DIRECTION
Return all of the data exactly, with nothing left out but the pictures.
+ + + + + + +
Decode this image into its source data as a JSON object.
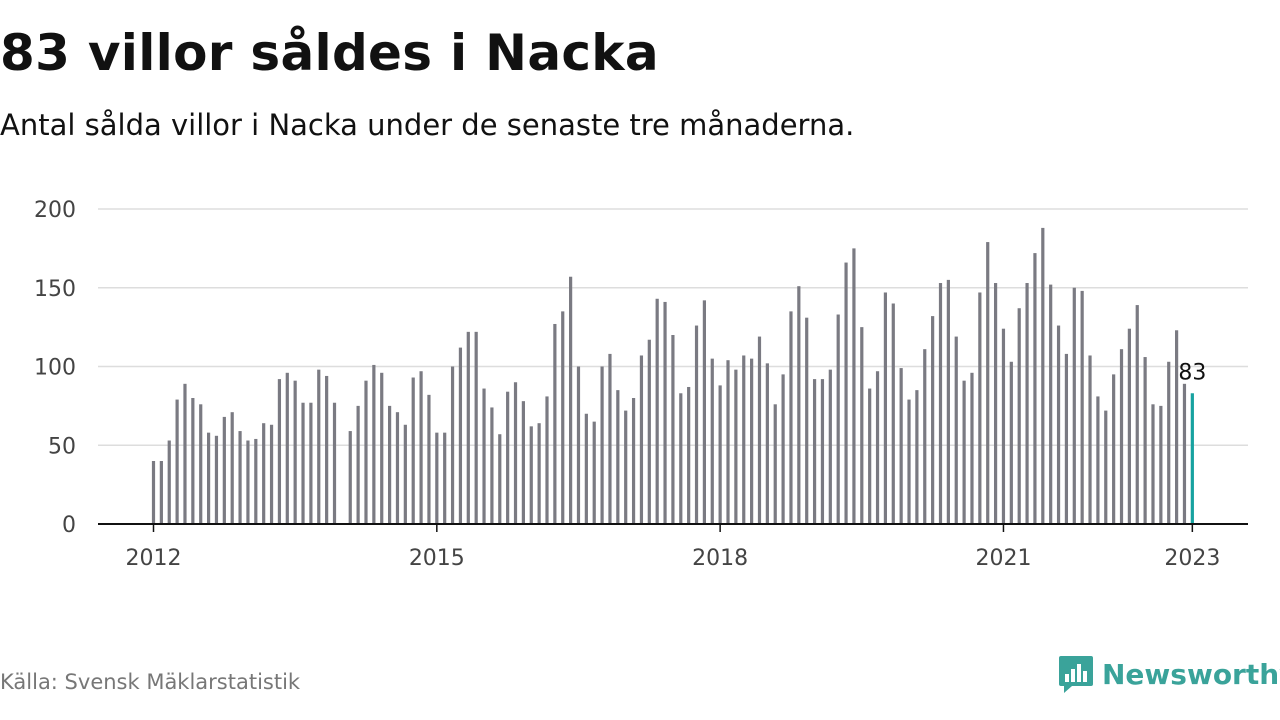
{
  "title": "83 villor såldes i Nacka",
  "subtitle": "Antal sålda villor i Nacka under de senaste tre månaderna.",
  "source": "Källa: Svensk Mäklarstatistik",
  "brand": {
    "name": "Newsworthy",
    "icon": "newsworthy-logo-icon"
  },
  "colors": {
    "bar": "#7a7a82",
    "highlight": "#17a2a0",
    "grid": "#dddddd",
    "axis": "#111111",
    "brand": "#3aa39a"
  },
  "chart_data": {
    "type": "bar",
    "xlabel": "",
    "ylabel": "",
    "ylim": [
      0,
      200
    ],
    "yticks": [
      0,
      50,
      100,
      150,
      200
    ],
    "xtick_labels": [
      "2012",
      "2015",
      "2018",
      "2021",
      "2023"
    ],
    "grid": true,
    "x_start": "2012-01",
    "x_end": "2023-01",
    "highlight_label": "83",
    "values": [
      40,
      40,
      53,
      79,
      89,
      80,
      76,
      58,
      56,
      68,
      71,
      59,
      53,
      54,
      64,
      63,
      92,
      96,
      91,
      77,
      77,
      98,
      94,
      77,
      null,
      59,
      75,
      91,
      101,
      96,
      75,
      71,
      63,
      93,
      97,
      82,
      58,
      58,
      100,
      112,
      122,
      122,
      86,
      74,
      57,
      84,
      90,
      78,
      62,
      64,
      81,
      127,
      135,
      157,
      100,
      70,
      65,
      100,
      108,
      85,
      72,
      80,
      107,
      117,
      143,
      141,
      120,
      83,
      87,
      126,
      142,
      105,
      88,
      104,
      98,
      107,
      105,
      119,
      102,
      76,
      95,
      135,
      151,
      131,
      92,
      92,
      98,
      133,
      166,
      175,
      125,
      86,
      97,
      147,
      140,
      99,
      79,
      85,
      111,
      132,
      153,
      155,
      119,
      91,
      96,
      147,
      179,
      153,
      124,
      103,
      137,
      153,
      172,
      188,
      152,
      126,
      108,
      150,
      148,
      107,
      81,
      72,
      95,
      111,
      124,
      139,
      106,
      76,
      75,
      103,
      123,
      89,
      83
    ]
  }
}
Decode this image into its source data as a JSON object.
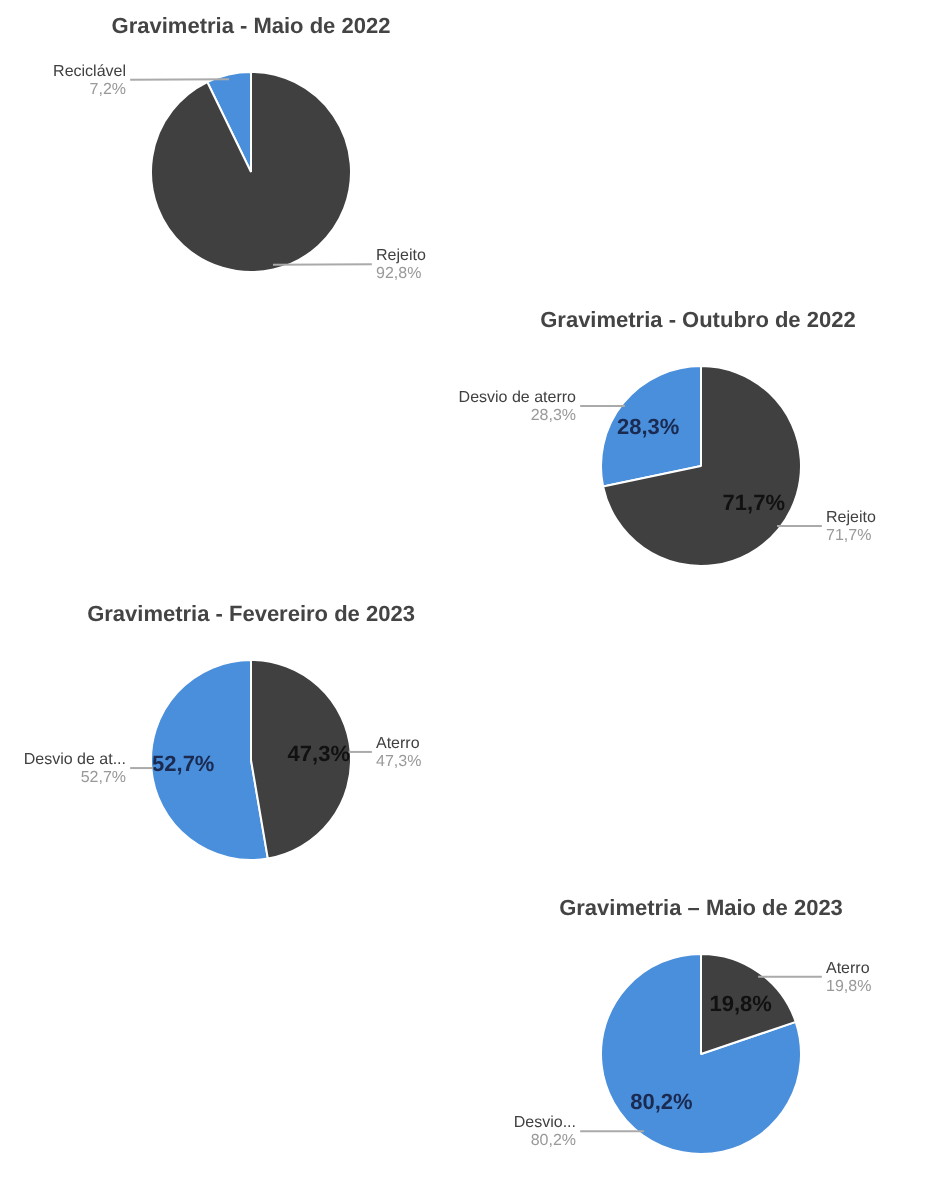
{
  "chart_data": [
    {
      "type": "pie",
      "title": "Gravimetria - Maio de 2022",
      "categories": [
        "Reciclável",
        "Rejeito"
      ],
      "values": [
        7.2,
        92.8
      ],
      "colors": [
        "#4a8fdb",
        "#404040"
      ],
      "value_labels": [
        "7,2%",
        "92,8%"
      ]
    },
    {
      "type": "pie",
      "title": "Gravimetria -  Outubro de 2022",
      "categories": [
        "Desvio de aterro",
        "Rejeito"
      ],
      "values": [
        28.3,
        71.7
      ],
      "colors": [
        "#4a8fdb",
        "#404040"
      ],
      "value_labels": [
        "28,3%",
        "71,7%"
      ],
      "data_labels": true
    },
    {
      "type": "pie",
      "title": "Gravimetria - Fevereiro de 2023",
      "categories": [
        "Desvio de at...",
        "Aterro"
      ],
      "values": [
        52.7,
        47.3
      ],
      "colors": [
        "#4a8fdb",
        "#404040"
      ],
      "value_labels": [
        "52,7%",
        "47,3%"
      ],
      "data_labels": true
    },
    {
      "type": "pie",
      "title": "Gravimetria – Maio de 2023",
      "categories": [
        "Desvio...",
        "Aterro"
      ],
      "values": [
        80.2,
        19.8
      ],
      "colors": [
        "#4a8fdb",
        "#404040"
      ],
      "value_labels": [
        "80,2%",
        "19,8%"
      ],
      "data_labels": true
    }
  ]
}
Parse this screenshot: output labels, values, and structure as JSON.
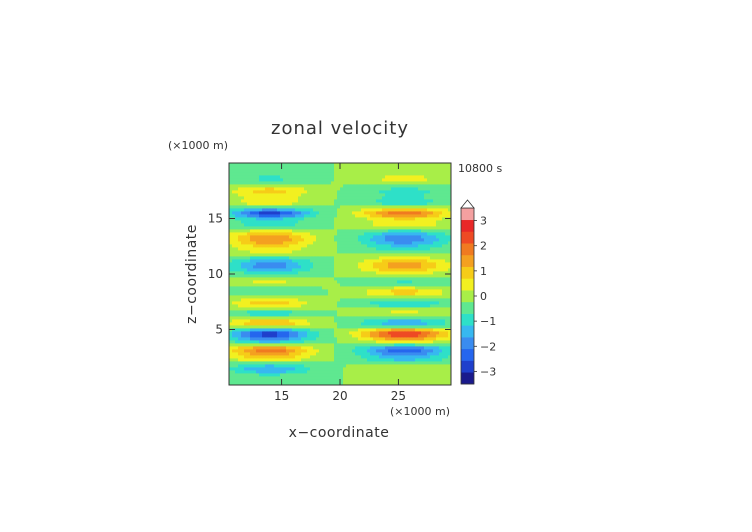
{
  "chart_data": {
    "type": "heatmap",
    "title": "zonal velocity",
    "xlabel": "x−coordinate",
    "ylabel": "z−coordinate",
    "x_unit": "(×1000 m)",
    "z_unit": "(×1000 m)",
    "time_label": "10800 s",
    "xlim": [
      10.5,
      29.5
    ],
    "ylim": [
      0,
      20
    ],
    "x_ticks": [
      15,
      20,
      25
    ],
    "x_tick_labels": [
      "15",
      "20",
      "25"
    ],
    "y_ticks": [
      5,
      10,
      15
    ],
    "y_tick_labels": [
      "5",
      "10",
      "15"
    ],
    "colorbar": {
      "min": -3.5,
      "max": 3.5,
      "step": 0.5,
      "ticks": [
        -3,
        -2,
        -1,
        0,
        1,
        2,
        3
      ],
      "tick_labels": [
        "−3",
        "−2",
        "−1",
        "0",
        "1",
        "2",
        "3"
      ],
      "extend": "max",
      "colors": [
        "#1a1a8c",
        "#1f3fcc",
        "#2566ee",
        "#3a8cf0",
        "#37b8f0",
        "#2ee0c8",
        "#5fe890",
        "#a8ee48",
        "#f2f020",
        "#f6cc18",
        "#f4a020",
        "#f07a20",
        "#ee4a24",
        "#e82828",
        "#f4a0a0"
      ]
    },
    "bands": [
      {
        "z": 1.5,
        "w": 0.55,
        "left": -1.5,
        "right": 0.5
      },
      {
        "z": 2.4,
        "w": 0.5,
        "left": 1.0,
        "right": -1.0
      },
      {
        "z": 3.2,
        "w": 0.55,
        "left": 2.3,
        "right": -2.3
      },
      {
        "z": 4.0,
        "w": 0.5,
        "left": -1.3,
        "right": 1.0
      },
      {
        "z": 4.7,
        "w": 0.5,
        "left": -2.6,
        "right": 3.0
      },
      {
        "z": 5.6,
        "w": 0.55,
        "left": 1.7,
        "right": -1.6
      },
      {
        "z": 6.5,
        "w": 0.55,
        "left": -1.0,
        "right": 0.8
      },
      {
        "z": 7.4,
        "w": 0.55,
        "left": 1.4,
        "right": -1.1
      },
      {
        "z": 8.4,
        "w": 0.6,
        "left": -0.6,
        "right": 1.3
      },
      {
        "z": 9.3,
        "w": 0.6,
        "left": 0.7,
        "right": -0.7
      },
      {
        "z": 10.8,
        "w": 0.8,
        "left": -1.8,
        "right": 1.8
      },
      {
        "z": 12.0,
        "w": 0.5,
        "left": 0.6,
        "right": -0.4
      },
      {
        "z": 13.2,
        "w": 0.8,
        "left": 2.0,
        "right": -1.9
      },
      {
        "z": 14.5,
        "w": 0.5,
        "left": -0.9,
        "right": 1.0
      },
      {
        "z": 15.5,
        "w": 0.45,
        "left": -2.7,
        "right": 2.4
      },
      {
        "z": 16.5,
        "w": 0.5,
        "left": 0.8,
        "right": -0.8
      },
      {
        "z": 17.5,
        "w": 0.55,
        "left": 1.2,
        "right": -0.7
      },
      {
        "z": 18.6,
        "w": 0.55,
        "left": -0.6,
        "right": 0.7
      }
    ]
  }
}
+ + + + + + +
WRITTEN RESPONSE
Decode this image into its source data as a JSON object.
{
  "title": "83 villor såldes i Nacka",
  "subtitle": "Antal sålda villor i Nacka under de senaste tre månaderna.",
  "source": "Källa: Svensk Mäklarstatistik",
  "brand": {
    "name": "Newsworthy",
    "icon": "newsworthy-logo-icon"
  },
  "colors": {
    "bar": "#7a7a82",
    "highlight": "#17a2a0",
    "grid": "#dddddd",
    "axis": "#111111",
    "brand": "#3aa39a"
  },
  "chart_data": {
    "type": "bar",
    "xlabel": "",
    "ylabel": "",
    "ylim": [
      0,
      200
    ],
    "yticks": [
      0,
      50,
      100,
      150,
      200
    ],
    "xtick_labels": [
      "2012",
      "2015",
      "2018",
      "2021",
      "2023"
    ],
    "grid": true,
    "x_start": "2012-01",
    "x_end": "2023-01",
    "highlight_label": "83",
    "values": [
      40,
      40,
      53,
      79,
      89,
      80,
      76,
      58,
      56,
      68,
      71,
      59,
      53,
      54,
      64,
      63,
      92,
      96,
      91,
      77,
      77,
      98,
      94,
      77,
      null,
      59,
      75,
      91,
      101,
      96,
      75,
      71,
      63,
      93,
      97,
      82,
      58,
      58,
      100,
      112,
      122,
      122,
      86,
      74,
      57,
      84,
      90,
      78,
      62,
      64,
      81,
      127,
      135,
      157,
      100,
      70,
      65,
      100,
      108,
      85,
      72,
      80,
      107,
      117,
      143,
      141,
      120,
      83,
      87,
      126,
      142,
      105,
      88,
      104,
      98,
      107,
      105,
      119,
      102,
      76,
      95,
      135,
      151,
      131,
      92,
      92,
      98,
      133,
      166,
      175,
      125,
      86,
      97,
      147,
      140,
      99,
      79,
      85,
      111,
      132,
      153,
      155,
      119,
      91,
      96,
      147,
      179,
      153,
      124,
      103,
      137,
      153,
      172,
      188,
      152,
      126,
      108,
      150,
      148,
      107,
      81,
      72,
      95,
      111,
      124,
      139,
      106,
      76,
      75,
      103,
      123,
      89,
      83
    ]
  }
}
Decode this image into its source data as a JSON object.
{
  "chart_data": [
    {
      "type": "pie",
      "title": "Gravimetria - Maio de 2022",
      "categories": [
        "Reciclável",
        "Rejeito"
      ],
      "values": [
        7.2,
        92.8
      ],
      "colors": [
        "#4a8fdb",
        "#404040"
      ],
      "value_labels": [
        "7,2%",
        "92,8%"
      ]
    },
    {
      "type": "pie",
      "title": "Gravimetria -  Outubro de 2022",
      "categories": [
        "Desvio de aterro",
        "Rejeito"
      ],
      "values": [
        28.3,
        71.7
      ],
      "colors": [
        "#4a8fdb",
        "#404040"
      ],
      "value_labels": [
        "28,3%",
        "71,7%"
      ],
      "data_labels": true
    },
    {
      "type": "pie",
      "title": "Gravimetria - Fevereiro de 2023",
      "categories": [
        "Desvio de at...",
        "Aterro"
      ],
      "values": [
        52.7,
        47.3
      ],
      "colors": [
        "#4a8fdb",
        "#404040"
      ],
      "value_labels": [
        "52,7%",
        "47,3%"
      ],
      "data_labels": true
    },
    {
      "type": "pie",
      "title": "Gravimetria – Maio de 2023",
      "categories": [
        "Desvio...",
        "Aterro"
      ],
      "values": [
        80.2,
        19.8
      ],
      "colors": [
        "#4a8fdb",
        "#404040"
      ],
      "value_labels": [
        "80,2%",
        "19,8%"
      ],
      "data_labels": true
    }
  ]
}
Parse this screenshot: output labels, values, and structure as JSON.
{
  "chart_data": {
    "type": "heatmap",
    "title": "zonal velocity",
    "xlabel": "x−coordinate",
    "ylabel": "z−coordinate",
    "x_unit": "(×1000 m)",
    "z_unit": "(×1000 m)",
    "time_label": "10800 s",
    "xlim": [
      10.5,
      29.5
    ],
    "ylim": [
      0,
      20
    ],
    "x_ticks": [
      15,
      20,
      25
    ],
    "x_tick_labels": [
      "15",
      "20",
      "25"
    ],
    "y_ticks": [
      5,
      10,
      15
    ],
    "y_tick_labels": [
      "5",
      "10",
      "15"
    ],
    "colorbar": {
      "min": -3.5,
      "max": 3.5,
      "step": 0.5,
      "ticks": [
        -3,
        -2,
        -1,
        0,
        1,
        2,
        3
      ],
      "tick_labels": [
        "−3",
        "−2",
        "−1",
        "0",
        "1",
        "2",
        "3"
      ],
      "extend": "max",
      "colors": [
        "#1a1a8c",
        "#1f3fcc",
        "#2566ee",
        "#3a8cf0",
        "#37b8f0",
        "#2ee0c8",
        "#5fe890",
        "#a8ee48",
        "#f2f020",
        "#f6cc18",
        "#f4a020",
        "#f07a20",
        "#ee4a24",
        "#e82828",
        "#f4a0a0"
      ]
    },
    "bands": [
      {
        "z": 1.5,
        "w": 0.55,
        "left": -1.5,
        "right": 0.5
      },
      {
        "z": 2.4,
        "w": 0.5,
        "left": 1.0,
        "right": -1.0
      },
      {
        "z": 3.2,
        "w": 0.55,
        "left": 2.3,
        "right": -2.3
      },
      {
        "z": 4.0,
        "w": 0.5,
        "left": -1.3,
        "right": 1.0
      },
      {
        "z": 4.7,
        "w": 0.5,
        "left": -2.6,
        "right": 3.0
      },
      {
        "z": 5.6,
        "w": 0.55,
        "left": 1.7,
        "right": -1.6
      },
      {
        "z": 6.5,
        "w": 0.55,
        "left": -1.0,
        "right": 0.8
      },
      {
        "z": 7.4,
        "w": 0.55,
        "left": 1.4,
        "right": -1.1
      },
      {
        "z": 8.4,
        "w": 0.6,
        "left": -0.6,
        "right": 1.3
      },
      {
        "z": 9.3,
        "w": 0.6,
        "left": 0.7,
        "right": -0.7
      },
      {
        "z": 10.8,
        "w": 0.8,
        "left": -1.8,
        "right": 1.8
      },
      {
        "z": 12.0,
        "w": 0.5,
        "left": 0.6,
        "right": -0.4
      },
      {
        "z": 13.2,
        "w": 0.8,
        "left": 2.0,
        "right": -1.9
      },
      {
        "z": 14.5,
        "w": 0.5,
        "left": -0.9,
        "right": 1.0
      },
      {
        "z": 15.5,
        "w": 0.45,
        "left": -2.7,
        "right": 2.4
      },
      {
        "z": 16.5,
        "w": 0.5,
        "left": 0.8,
        "right": -0.8
      },
      {
        "z": 17.5,
        "w": 0.55,
        "left": 1.2,
        "right": -0.7
      },
      {
        "z": 18.6,
        "w": 0.55,
        "left": -0.6,
        "right": 0.7
      }
    ]
  }
}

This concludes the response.